● **Dataset listings of figures**:
------------------------

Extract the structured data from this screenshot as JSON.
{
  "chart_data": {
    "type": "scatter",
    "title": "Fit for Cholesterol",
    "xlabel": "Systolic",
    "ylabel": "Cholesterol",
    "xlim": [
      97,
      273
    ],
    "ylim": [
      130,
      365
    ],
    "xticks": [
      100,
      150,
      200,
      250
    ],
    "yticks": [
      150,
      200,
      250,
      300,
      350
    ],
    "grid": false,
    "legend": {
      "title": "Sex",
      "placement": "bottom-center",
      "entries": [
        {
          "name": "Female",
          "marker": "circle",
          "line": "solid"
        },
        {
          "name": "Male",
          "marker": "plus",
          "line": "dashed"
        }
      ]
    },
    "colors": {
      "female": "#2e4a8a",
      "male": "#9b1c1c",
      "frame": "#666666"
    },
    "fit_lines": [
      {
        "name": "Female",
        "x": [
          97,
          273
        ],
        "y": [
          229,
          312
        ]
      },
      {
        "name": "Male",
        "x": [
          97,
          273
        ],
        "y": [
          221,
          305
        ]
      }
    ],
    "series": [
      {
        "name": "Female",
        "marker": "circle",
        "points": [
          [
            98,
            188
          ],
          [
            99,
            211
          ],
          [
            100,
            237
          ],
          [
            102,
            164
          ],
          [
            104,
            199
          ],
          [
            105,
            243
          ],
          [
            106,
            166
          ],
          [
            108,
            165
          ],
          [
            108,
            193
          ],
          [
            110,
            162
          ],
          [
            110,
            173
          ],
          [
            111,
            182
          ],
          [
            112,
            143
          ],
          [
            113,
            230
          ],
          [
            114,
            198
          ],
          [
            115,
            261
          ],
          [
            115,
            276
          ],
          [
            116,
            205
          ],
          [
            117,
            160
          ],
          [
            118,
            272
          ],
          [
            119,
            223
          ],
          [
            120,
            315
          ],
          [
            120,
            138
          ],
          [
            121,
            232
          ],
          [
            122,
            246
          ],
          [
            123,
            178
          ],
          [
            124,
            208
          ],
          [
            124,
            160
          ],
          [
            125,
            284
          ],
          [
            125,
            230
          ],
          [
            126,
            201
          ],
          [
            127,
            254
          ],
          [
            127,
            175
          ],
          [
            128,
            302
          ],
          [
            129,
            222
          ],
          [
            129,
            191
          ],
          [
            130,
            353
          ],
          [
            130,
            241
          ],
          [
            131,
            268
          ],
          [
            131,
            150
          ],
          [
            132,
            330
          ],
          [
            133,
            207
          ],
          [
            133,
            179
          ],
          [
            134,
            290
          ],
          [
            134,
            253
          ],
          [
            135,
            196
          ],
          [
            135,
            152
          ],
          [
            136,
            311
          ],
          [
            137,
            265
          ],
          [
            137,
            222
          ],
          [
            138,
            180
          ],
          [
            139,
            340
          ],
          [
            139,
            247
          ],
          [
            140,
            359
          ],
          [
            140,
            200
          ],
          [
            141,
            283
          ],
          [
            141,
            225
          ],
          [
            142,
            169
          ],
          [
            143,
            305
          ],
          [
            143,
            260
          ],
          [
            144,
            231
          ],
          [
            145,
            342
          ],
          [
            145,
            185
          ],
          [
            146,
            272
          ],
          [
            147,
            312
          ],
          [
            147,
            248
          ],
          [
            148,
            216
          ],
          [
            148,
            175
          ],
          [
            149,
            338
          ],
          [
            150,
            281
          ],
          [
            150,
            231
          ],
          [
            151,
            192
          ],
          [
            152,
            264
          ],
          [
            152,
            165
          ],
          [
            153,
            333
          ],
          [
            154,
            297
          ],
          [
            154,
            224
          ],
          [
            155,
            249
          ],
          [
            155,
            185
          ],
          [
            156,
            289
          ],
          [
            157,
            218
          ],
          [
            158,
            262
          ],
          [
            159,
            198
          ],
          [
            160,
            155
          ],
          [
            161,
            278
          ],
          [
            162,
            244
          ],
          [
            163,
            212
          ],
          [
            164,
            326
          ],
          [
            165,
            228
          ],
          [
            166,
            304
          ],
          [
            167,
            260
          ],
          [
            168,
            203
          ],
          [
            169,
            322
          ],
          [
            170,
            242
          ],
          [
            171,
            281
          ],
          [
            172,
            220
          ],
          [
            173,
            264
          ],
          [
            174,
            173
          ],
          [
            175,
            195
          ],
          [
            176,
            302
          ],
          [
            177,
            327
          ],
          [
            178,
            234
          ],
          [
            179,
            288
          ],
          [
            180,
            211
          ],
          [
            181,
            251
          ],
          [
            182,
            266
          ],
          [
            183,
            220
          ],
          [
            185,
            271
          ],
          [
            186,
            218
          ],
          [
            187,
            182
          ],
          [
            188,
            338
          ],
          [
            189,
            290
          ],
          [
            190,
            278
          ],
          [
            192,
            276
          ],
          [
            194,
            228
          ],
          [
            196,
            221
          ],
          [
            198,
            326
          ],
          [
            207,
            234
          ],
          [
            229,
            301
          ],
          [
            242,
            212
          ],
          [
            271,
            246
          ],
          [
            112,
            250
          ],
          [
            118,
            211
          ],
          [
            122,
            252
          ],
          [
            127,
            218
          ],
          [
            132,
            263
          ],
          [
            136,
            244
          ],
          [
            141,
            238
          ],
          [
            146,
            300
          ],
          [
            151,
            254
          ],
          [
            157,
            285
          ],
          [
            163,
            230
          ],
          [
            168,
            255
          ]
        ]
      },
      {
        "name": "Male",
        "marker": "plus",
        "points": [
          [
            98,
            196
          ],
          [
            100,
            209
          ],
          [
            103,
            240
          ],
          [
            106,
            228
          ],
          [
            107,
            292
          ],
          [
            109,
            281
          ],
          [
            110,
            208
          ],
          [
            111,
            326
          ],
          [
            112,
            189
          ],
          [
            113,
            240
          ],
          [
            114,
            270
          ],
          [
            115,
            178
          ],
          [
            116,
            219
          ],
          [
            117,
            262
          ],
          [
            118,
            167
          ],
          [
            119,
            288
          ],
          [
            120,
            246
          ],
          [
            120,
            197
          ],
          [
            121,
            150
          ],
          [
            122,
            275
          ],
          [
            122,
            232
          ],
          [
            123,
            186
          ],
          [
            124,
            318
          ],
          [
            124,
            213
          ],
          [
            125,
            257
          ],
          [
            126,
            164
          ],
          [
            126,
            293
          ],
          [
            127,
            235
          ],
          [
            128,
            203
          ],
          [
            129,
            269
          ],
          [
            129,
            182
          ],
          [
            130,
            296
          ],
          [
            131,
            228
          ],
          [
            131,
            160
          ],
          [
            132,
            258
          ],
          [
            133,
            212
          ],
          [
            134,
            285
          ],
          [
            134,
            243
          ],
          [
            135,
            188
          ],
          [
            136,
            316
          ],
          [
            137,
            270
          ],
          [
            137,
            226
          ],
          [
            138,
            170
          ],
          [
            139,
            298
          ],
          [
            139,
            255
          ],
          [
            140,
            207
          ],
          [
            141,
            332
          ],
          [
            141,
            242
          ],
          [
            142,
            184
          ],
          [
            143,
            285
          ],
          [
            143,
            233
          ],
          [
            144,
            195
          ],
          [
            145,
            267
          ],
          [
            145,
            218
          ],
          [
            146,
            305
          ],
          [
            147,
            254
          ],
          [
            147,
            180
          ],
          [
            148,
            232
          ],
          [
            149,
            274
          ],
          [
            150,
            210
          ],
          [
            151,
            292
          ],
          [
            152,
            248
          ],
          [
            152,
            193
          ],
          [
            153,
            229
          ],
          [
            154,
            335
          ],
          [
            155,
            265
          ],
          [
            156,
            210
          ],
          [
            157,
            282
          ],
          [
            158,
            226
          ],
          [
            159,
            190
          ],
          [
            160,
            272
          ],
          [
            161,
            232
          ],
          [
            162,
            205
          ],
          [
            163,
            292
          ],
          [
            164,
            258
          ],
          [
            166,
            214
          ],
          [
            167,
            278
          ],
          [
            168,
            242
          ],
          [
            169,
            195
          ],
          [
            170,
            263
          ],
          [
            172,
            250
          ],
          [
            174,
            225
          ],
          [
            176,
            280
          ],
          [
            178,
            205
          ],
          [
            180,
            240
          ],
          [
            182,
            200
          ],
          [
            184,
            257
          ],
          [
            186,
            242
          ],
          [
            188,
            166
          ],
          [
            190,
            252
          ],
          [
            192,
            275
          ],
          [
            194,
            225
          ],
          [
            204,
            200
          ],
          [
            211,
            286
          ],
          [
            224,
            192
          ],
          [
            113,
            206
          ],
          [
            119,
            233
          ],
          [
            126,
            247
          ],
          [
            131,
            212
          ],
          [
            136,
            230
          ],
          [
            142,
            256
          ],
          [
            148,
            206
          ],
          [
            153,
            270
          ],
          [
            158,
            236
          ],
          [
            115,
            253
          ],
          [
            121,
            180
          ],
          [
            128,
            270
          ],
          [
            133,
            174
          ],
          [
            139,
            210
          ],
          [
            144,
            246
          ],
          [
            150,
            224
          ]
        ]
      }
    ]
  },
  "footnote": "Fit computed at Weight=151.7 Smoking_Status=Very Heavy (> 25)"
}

------------------------

● **Problem details**:
Look through the entries and find each line that has the string "title". Copy those lines.

● **Solved exercise**:
    "title": "Fit for Cholesterol",
      "title": "Sex",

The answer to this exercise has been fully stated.